REQUIREMENTS | Reproduce every line of the records below verbatim, omitting the pictures from your answer.

INPUT MATERIAL |
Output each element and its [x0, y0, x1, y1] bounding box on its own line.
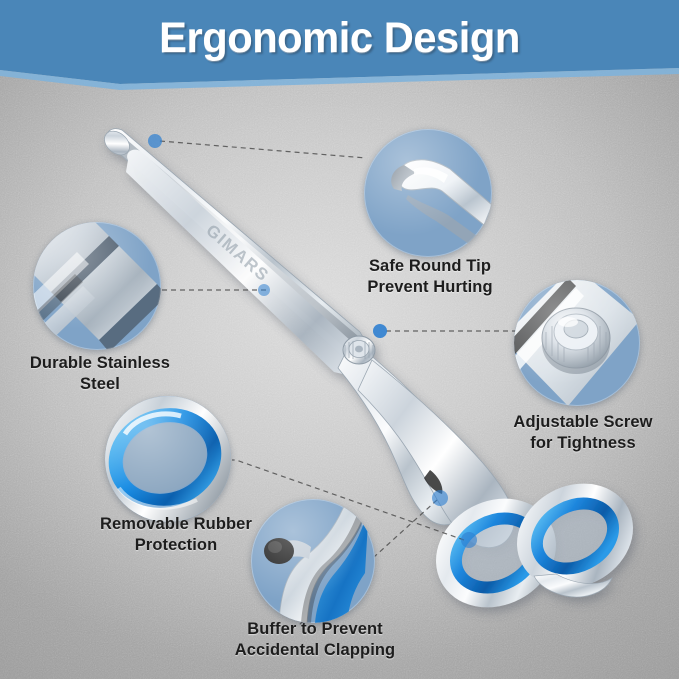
callout-label-buffer: Buffer to Prevent Accidental Clapping	[212, 619, 418, 661]
callout-label-removable-rubber: Removable Rubber Protection	[78, 514, 274, 556]
bubble-glow	[364, 129, 492, 257]
callout-label-durable-stainless-steel: Durable Stainless Steel	[8, 353, 192, 395]
header-banner: Ergonomic Design	[0, 0, 679, 92]
infographic-canvas: GIMARS	[0, 0, 679, 679]
bubble-glow	[105, 396, 231, 522]
bubble-glow	[514, 280, 640, 406]
callout-bubble-removable-rubber[interactable]	[105, 396, 231, 522]
callout-bubble-safe-round-tip[interactable]	[364, 129, 492, 257]
callout-bubble-adjustable-screw[interactable]	[514, 280, 640, 406]
callout-label-safe-round-tip: Safe Round Tip Prevent Hurting	[338, 256, 522, 298]
callout-bubble-durable-stainless-steel[interactable]	[33, 222, 161, 350]
callout-label-adjustable-screw: Adjustable Screw for Tightness	[488, 412, 678, 454]
bubble-glow	[33, 222, 161, 350]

SOLUTION |
Output each element and its [x0, y0, x1, y1] bounding box on its own line.
callout-label-buffer: Buffer to Prevent Accidental Clapping	[212, 619, 418, 661]
callout-label-removable-rubber: Removable Rubber Protection	[78, 514, 274, 556]
bubble-glow	[364, 129, 492, 257]
callout-label-durable-stainless-steel: Durable Stainless Steel	[8, 353, 192, 395]
header-banner: Ergonomic Design	[0, 0, 679, 92]
infographic-canvas: GIMARS	[0, 0, 679, 679]
bubble-glow	[105, 396, 231, 522]
bubble-glow	[514, 280, 640, 406]
callout-bubble-removable-rubber[interactable]	[105, 396, 231, 522]
callout-bubble-safe-round-tip[interactable]	[364, 129, 492, 257]
callout-bubble-adjustable-screw[interactable]	[514, 280, 640, 406]
callout-label-safe-round-tip: Safe Round Tip Prevent Hurting	[338, 256, 522, 298]
callout-bubble-durable-stainless-steel[interactable]	[33, 222, 161, 350]
callout-label-adjustable-screw: Adjustable Screw for Tightness	[488, 412, 678, 454]
bubble-glow	[33, 222, 161, 350]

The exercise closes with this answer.